**Document section**
# Hedgehog belly is very pink



## c_weiler (Dec 11, 2008)

Its probably nothing, but recently Ive noticed that my hedgehogs belly has been extremely pink, and ussually all you can see is fur, it looks like some fur may have been falling out, or maybe his skin is just getting bright enough to show through.


What are your thoughts?


----------



## Nancy (Aug 22, 2008)

What type of heating are you using? If a heating pad, it is possibly to warm for him. 

How old is he? Have you seen any fur in his cage?


----------



## hedgielover (Oct 30, 2008)

I am also having a similar issue with my Quigley. When I bathe him and hold him I notice a lot of fur like he is shedding a lot. Mine is not on a heating pad, and is over two years old (probably between two and three years). 

I'd be interested to more responses to this post or perhaps C_Weiler and I can compare notes and catch some similarities that may be causing fur loss. What do you think C_ Weiler?


----------



## hedgieball (Sep 4, 2008)

Cocoa has had dry skin since I got her, but I never really thought that her skin looked particularly pink. My vet kept telling me to put some flaxseed oil on her dry skin but this last time he pointed out to me that the skin on her stomach was pink-er and the skin on her back should be darker and well... not dry. It ended up being a yeast infection. He gave me a medicated shampoo to use on her once every three days and she seems to be doing better already. Your vet may need to test a skin swab but other than that it's a fairly simple and easy fix to a sore problem


----------

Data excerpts
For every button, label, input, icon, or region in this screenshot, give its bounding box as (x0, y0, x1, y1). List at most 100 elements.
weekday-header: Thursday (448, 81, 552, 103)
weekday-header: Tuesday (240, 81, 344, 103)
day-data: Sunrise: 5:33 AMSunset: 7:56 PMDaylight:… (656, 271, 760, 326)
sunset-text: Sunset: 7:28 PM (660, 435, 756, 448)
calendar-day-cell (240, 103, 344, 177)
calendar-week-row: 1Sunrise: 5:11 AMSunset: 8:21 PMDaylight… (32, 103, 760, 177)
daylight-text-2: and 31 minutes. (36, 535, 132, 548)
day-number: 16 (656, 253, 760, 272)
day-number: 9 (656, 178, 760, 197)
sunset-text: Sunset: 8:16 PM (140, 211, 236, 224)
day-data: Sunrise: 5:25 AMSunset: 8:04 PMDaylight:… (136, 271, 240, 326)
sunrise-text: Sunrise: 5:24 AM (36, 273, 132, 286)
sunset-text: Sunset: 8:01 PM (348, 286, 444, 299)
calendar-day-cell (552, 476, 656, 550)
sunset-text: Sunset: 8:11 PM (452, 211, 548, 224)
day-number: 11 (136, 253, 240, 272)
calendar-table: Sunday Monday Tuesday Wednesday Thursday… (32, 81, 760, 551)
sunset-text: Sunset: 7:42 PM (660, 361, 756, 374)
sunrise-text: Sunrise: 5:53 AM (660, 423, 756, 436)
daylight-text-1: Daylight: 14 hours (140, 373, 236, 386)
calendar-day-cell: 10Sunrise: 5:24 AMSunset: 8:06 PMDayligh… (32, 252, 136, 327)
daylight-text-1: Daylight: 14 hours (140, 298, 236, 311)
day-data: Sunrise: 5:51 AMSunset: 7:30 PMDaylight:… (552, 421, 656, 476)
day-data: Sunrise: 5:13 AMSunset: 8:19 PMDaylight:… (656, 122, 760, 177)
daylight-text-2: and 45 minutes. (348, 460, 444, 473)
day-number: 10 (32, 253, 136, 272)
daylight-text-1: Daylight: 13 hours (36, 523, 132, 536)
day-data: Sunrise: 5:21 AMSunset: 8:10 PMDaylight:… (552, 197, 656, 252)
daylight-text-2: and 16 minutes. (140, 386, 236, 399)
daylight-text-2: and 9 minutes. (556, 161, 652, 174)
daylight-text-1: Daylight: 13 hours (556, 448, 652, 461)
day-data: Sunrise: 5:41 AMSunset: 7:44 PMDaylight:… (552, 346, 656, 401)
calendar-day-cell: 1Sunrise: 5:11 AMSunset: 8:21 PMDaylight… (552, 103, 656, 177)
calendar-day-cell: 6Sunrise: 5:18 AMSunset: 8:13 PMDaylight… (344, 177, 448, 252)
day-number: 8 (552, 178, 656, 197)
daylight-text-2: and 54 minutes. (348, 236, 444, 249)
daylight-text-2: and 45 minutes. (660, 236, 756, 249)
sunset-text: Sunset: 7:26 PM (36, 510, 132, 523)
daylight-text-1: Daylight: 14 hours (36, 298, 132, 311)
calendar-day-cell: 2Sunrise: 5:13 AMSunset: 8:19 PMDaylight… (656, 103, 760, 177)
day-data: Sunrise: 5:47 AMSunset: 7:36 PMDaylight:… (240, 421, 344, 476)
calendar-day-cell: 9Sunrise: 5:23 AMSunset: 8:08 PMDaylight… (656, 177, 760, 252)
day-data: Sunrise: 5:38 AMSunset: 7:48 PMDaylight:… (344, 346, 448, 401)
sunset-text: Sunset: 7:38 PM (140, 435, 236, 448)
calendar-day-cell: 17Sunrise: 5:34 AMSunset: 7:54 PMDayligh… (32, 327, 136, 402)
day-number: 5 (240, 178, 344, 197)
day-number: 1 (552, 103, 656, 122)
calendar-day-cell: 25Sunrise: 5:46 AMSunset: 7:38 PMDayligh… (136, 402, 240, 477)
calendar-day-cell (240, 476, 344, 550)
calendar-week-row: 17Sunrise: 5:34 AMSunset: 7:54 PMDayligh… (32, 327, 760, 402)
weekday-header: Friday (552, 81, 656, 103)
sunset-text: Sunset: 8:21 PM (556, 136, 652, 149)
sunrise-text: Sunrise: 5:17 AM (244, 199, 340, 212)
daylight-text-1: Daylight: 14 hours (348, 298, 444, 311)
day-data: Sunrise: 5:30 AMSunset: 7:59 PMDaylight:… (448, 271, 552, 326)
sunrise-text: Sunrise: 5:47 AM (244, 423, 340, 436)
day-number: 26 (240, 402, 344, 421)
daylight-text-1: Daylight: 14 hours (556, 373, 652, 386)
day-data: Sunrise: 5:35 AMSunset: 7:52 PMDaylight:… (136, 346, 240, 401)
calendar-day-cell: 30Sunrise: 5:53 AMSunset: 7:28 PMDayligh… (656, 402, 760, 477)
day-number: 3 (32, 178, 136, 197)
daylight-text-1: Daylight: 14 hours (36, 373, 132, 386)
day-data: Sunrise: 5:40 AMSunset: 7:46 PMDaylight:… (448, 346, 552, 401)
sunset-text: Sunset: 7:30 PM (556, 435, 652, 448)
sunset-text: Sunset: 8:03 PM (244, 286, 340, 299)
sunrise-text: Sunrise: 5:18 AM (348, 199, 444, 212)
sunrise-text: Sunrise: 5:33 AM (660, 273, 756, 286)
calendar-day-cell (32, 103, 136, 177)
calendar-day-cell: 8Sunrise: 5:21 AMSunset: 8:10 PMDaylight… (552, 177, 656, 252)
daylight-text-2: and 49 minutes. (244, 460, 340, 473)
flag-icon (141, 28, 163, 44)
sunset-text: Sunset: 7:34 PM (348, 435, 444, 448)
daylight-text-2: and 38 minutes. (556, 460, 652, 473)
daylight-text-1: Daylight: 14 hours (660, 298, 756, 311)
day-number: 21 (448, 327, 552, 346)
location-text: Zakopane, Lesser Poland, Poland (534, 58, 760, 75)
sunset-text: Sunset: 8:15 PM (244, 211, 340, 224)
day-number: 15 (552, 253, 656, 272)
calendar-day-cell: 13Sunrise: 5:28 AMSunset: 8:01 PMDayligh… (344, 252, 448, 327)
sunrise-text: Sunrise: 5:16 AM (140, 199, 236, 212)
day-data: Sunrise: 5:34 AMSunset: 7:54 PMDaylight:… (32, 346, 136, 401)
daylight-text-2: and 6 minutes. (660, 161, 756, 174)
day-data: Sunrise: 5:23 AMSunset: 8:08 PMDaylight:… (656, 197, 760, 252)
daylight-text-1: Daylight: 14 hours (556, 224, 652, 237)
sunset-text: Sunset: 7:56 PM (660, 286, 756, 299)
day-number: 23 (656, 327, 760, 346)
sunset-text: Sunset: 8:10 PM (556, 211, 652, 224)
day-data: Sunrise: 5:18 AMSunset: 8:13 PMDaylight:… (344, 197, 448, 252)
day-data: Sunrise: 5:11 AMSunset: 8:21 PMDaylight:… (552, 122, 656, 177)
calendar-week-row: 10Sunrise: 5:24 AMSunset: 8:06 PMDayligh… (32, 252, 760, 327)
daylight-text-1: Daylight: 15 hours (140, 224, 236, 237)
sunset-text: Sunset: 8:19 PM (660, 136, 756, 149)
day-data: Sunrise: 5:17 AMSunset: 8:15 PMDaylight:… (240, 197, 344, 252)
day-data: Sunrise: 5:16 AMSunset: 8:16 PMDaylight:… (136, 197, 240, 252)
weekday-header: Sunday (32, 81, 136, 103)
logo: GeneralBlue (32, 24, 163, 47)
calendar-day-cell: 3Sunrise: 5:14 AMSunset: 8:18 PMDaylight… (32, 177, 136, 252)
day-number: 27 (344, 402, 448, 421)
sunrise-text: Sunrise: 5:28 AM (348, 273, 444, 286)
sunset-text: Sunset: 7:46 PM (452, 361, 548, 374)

**What the task asks**
Can you answer these from the hedgehog forum thread?
1. What type of heating does Nancy say might be too warm for the hedgehog?
2. How old is hedgielover's hedgehog Quigley said to be?
3. What did the vet give for Cocoa's yeast infection, and how often was it to be used?
These records are separate from the hedgehog forum thread.

**Answer space**
1. A heating pad.
2. Over two years old, probably between two and three years.
3. A medicated shampoo, to be used once every three days.